Testo del documento:
^^^^^^^^^^^^^^^^

A Niccolò di Borbona sono attribuite anche altre opere in rima, scritte nella seconda metà del secolo XV e apparentemente destinate alla recitazione in pubblico: con maggiore probabilità un poemetto mutilo su Giovanni da Capestrano; non senza perplessità la Laude de mortalitate, legata a una delle epidemie che colpirono L’Aquila dopo la metà del Quattrocento (1456, 1463, 1478); una laude dedicata ai quattro predicatori dell’Osservanza che avevano operato all’Aquila intorno alla metà del secolo (Bernardino da Siena, Giovanni da Capestrano, Giacomo della Marca e Roberto Caracciolo da Lecce) affinché offrissero riparo dalla peste che infuriava in città; la Laude della pace contro le lotte intestine; la Laude della morte; la Laude de Aquila sulle discordie che laceravano la città, nella quale si può leggere un probabile riferimento al terremoto del 1461. Di dubbia attribuzione restano, invece, la Laude alla Vergine Maria, la Laude della donna e la Laude intorno a Jesu.
Particolarmente importante appare l’ultima strofa della poesia dedicata a s. Giovanni da Capestrano, che presuppone un pubblico di ascoltatori ed è, pertanto, tipica del discorso orale; il che sembra confermare, insieme con altri elementi stilistici (metrica approssimativa, sintassi elementare, lessico ripetitivo), l’identificazione dell’autore con un giullare o cantastorie che partecipa agli eventi che coinvolgono la città in cui vive e ne trae temi religiosi o civili per le sue opere in rima, al punto che lo si può immaginare nel 1459 come uno strumento della propaganda, sobillata dai Camponeschi, favorevole al pretendente Renato d’Angiò e contraria a Ferrante d’Aragona, riconoscibile nel «rigitelio» che, secondo le rime dello stesso Niccolò, avrebbe dileggiato L’Aquila (Colapietra, 1984, p. 188).

^^^^^^^^^^^^^^^^

Consegna 1: Nel testo su Niccolò di Borbona, a quale evento si riferirebbe probabilmente la Laude de Aquila?
Consegna 2: Estrai dal testo su Niccolò di Borbona il passo compreso tra "Particolarmente importante appare" e "1984, p. 188).", estremi inclusi.
I dati che seguono non servono per svolgere questo lavoro.

Dati forniti:
^^^^^^^^^^^^^^^^

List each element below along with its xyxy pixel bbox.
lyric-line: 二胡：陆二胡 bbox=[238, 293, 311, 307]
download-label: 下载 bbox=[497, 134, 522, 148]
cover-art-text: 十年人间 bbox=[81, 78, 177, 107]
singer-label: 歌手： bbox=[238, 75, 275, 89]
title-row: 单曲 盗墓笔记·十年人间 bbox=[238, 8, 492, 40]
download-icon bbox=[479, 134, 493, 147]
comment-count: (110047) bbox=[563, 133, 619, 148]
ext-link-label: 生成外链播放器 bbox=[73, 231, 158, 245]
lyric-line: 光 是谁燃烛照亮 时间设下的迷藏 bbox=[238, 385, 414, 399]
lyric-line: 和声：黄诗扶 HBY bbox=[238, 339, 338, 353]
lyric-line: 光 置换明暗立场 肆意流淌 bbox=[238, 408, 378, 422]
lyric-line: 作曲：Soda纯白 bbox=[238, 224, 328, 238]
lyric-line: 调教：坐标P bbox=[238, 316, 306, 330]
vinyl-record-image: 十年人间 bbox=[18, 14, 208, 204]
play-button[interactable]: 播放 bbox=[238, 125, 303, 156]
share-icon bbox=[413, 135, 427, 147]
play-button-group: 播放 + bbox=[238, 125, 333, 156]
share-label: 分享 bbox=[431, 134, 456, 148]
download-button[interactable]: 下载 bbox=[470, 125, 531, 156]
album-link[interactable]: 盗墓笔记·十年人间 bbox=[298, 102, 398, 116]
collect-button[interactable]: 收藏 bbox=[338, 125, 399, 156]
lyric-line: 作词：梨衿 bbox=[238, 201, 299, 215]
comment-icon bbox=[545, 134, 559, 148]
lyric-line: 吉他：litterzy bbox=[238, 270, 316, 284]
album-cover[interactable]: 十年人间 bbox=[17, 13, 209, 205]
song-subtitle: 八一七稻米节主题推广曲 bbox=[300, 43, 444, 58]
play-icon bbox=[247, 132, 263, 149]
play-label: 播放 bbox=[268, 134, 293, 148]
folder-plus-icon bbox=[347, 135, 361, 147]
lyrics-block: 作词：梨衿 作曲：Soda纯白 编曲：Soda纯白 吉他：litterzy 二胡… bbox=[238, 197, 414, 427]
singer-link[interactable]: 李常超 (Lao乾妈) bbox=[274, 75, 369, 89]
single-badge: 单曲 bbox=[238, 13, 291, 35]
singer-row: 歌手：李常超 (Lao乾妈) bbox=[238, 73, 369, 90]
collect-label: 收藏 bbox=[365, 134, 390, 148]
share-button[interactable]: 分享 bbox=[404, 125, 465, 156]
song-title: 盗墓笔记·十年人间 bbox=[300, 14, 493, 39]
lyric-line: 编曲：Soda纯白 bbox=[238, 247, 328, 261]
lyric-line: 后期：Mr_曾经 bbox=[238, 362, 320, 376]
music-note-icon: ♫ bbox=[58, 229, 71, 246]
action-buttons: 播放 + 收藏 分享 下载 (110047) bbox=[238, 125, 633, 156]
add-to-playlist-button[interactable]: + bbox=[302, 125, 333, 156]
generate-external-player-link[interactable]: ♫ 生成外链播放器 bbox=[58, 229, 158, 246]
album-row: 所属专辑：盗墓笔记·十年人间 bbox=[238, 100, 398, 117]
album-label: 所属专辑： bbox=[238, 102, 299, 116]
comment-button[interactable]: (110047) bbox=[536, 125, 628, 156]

^^^^^^^^^^^^^^^^

Spazio risposta 1: Al terremoto del 1461.

Spazio risposta 2:
Particolarmente importante appare l’ultima strofa della poesia dedicata a s. Giovanni da Capestrano, che presuppone un pubblico di ascoltatori ed è, pertanto, tipica del discorso orale; il che sembra confermare, insieme con altri elementi stilistici (metrica approssimativa, sintassi elementare, lessico ripetitivo), l’identificazione dell’autore con un giullare o cantastorie che partecipa agli eventi che coinvolgono la città in cui vive e ne trae temi religiosi o civili per le sue opere in rima, al punto che lo si può immaginare nel 1459 come uno strumento della propaganda, sobillata dai Camponeschi, favorevole al pretendente Renato d’Angiò e contraria a Ferrante d’Aragona, riconoscibile nel «rigitelio» che, secondo le rime dello stesso Niccolò, avrebbe dileggiato L’Aquila (Colapietra, 1984, p. 188).